> Problem to work on
Read the records below. Copy each line where the string "насадку" occurs.

## START Provided entries

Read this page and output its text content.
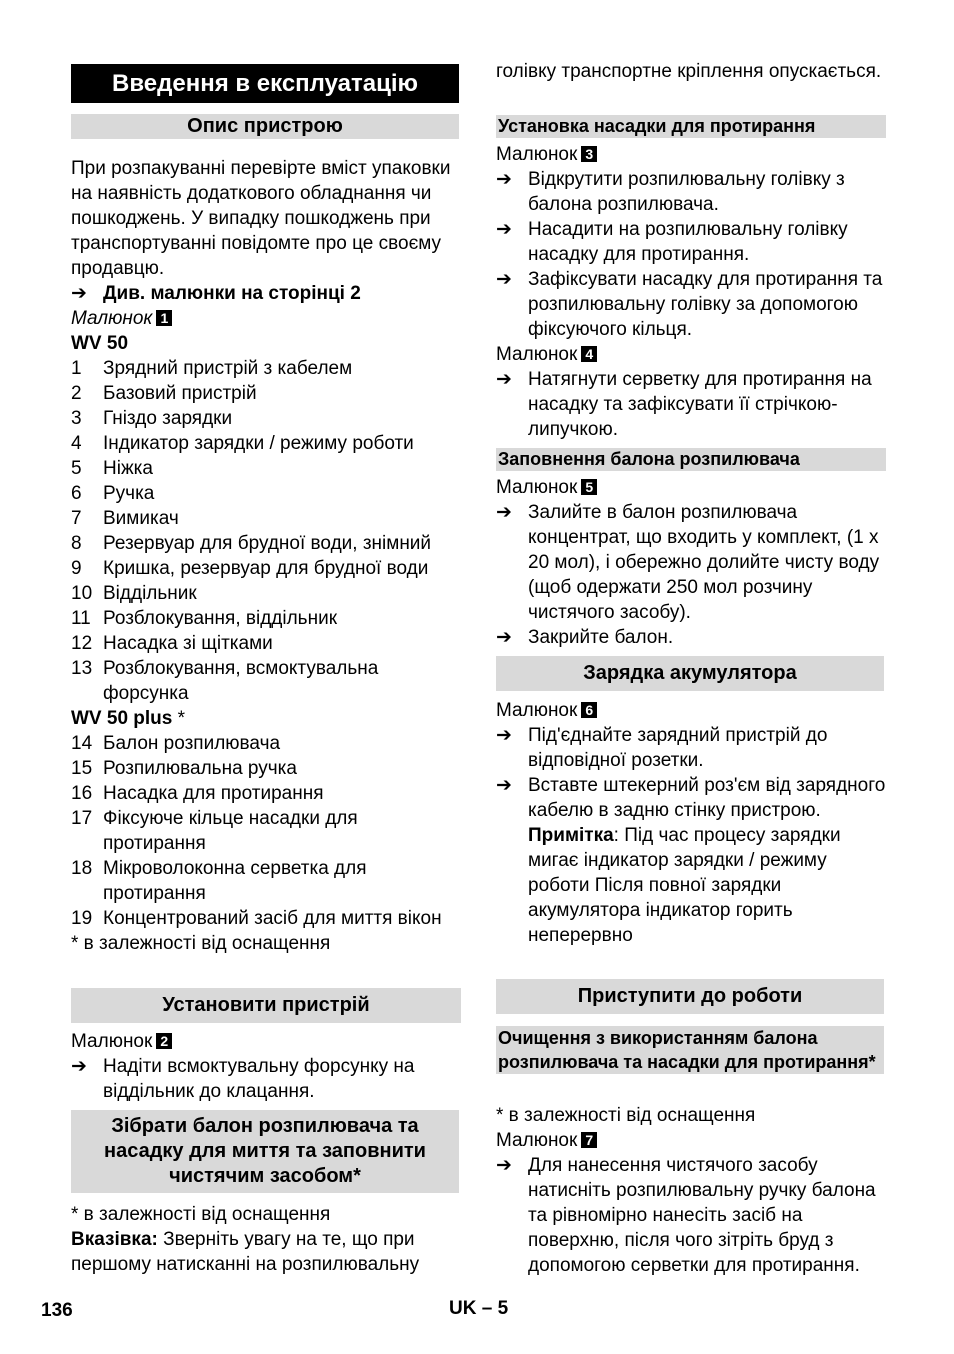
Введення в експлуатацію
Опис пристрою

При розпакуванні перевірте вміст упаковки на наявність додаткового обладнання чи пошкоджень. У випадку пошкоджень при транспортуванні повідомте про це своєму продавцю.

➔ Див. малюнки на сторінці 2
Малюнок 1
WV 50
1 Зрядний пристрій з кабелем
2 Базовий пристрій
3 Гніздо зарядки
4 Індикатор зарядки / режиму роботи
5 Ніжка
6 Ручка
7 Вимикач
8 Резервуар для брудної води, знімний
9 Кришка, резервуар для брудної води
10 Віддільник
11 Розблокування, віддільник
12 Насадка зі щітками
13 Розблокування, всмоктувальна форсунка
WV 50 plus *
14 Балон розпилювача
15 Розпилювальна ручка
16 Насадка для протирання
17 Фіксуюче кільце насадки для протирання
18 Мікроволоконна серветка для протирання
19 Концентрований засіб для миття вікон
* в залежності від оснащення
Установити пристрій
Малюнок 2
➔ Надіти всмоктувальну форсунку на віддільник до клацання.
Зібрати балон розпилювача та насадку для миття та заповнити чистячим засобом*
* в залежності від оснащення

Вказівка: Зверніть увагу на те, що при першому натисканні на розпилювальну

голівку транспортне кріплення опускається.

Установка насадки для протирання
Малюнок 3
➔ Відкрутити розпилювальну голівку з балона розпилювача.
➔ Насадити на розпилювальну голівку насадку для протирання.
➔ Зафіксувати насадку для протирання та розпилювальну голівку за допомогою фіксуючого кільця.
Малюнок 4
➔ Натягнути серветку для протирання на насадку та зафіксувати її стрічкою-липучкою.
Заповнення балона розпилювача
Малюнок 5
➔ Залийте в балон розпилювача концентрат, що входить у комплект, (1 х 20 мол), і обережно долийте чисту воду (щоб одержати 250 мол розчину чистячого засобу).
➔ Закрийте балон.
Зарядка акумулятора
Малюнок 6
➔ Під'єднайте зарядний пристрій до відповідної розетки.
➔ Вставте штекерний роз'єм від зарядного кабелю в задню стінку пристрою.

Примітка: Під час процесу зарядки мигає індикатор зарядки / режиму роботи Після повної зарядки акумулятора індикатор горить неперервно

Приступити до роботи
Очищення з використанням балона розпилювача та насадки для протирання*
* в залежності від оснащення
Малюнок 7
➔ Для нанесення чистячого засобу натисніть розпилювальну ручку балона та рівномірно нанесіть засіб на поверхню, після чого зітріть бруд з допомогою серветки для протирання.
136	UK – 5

## END Provided entries

> Result for this task
Зібрати балон розпилювача та насадку для миття та заповнити чистячим засобом*
➔ Насадити на розпилювальну голівку насадку для протирання.
➔ Зафіксувати насадку для протирання та розпилювальну голівку за допомогою фіксуючого кільця.
➔ Натягнути серветку для протирання на насадку та зафіксувати її стрічкою-липучкою.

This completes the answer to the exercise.